▶ _Aim_
State how many lines of the records contain the string "type", with letter case significant. Give only the number.

▶ _Provided data_
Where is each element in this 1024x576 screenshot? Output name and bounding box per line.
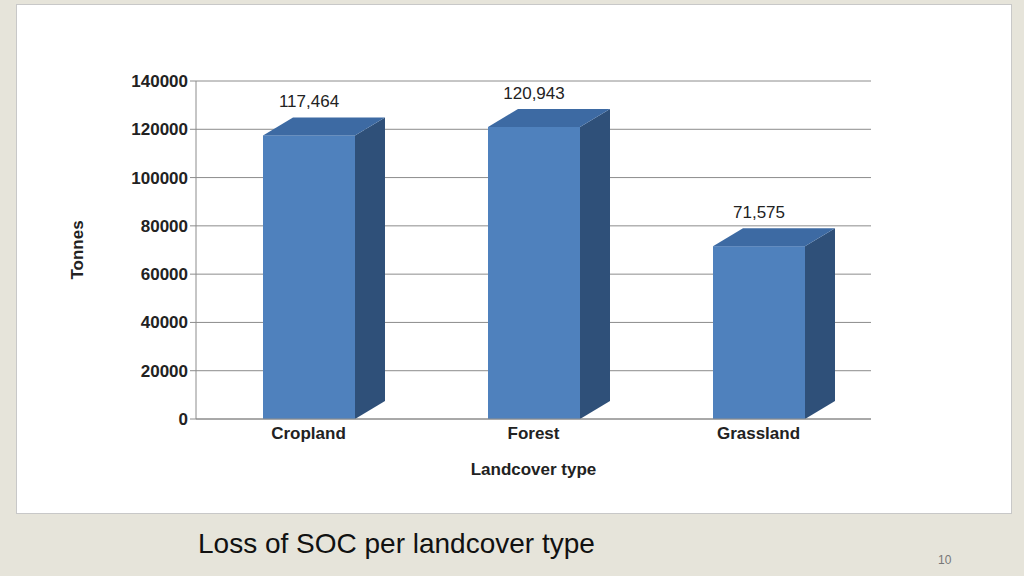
svg-text:40000: 40000 [141,313,188,332]
svg-text:Tonnes: Tonnes [68,220,87,279]
svg-text:60000: 60000 [141,265,188,284]
html-text:Loss of SOC per landcover type: Loss of SOC per landcover type [198,528,595,559]
svg-text:0: 0 [179,410,188,429]
svg-text:140000: 140000 [131,72,188,91]
svg-text:20000: 20000 [141,362,188,381]
svg-text:100000: 100000 [131,169,188,188]
svg-text:80000: 80000 [141,217,188,236]
svg-text:Cropland: Cropland [271,424,346,443]
svg-text:120,943: 120,943 [503,84,564,103]
svg-text:120000: 120000 [131,120,188,139]
svg-text:117,464: 117,464 [279,92,339,111]
svg-text:71,575: 71,575 [733,203,785,222]
svg-text:Forest: Forest [508,424,560,443]
svg-text:Grassland: Grassland [717,424,800,443]
html-text:10: 10 [938,553,952,567]
svg-text:Landcover type: Landcover type [471,460,597,479]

▶ _Correct result_
2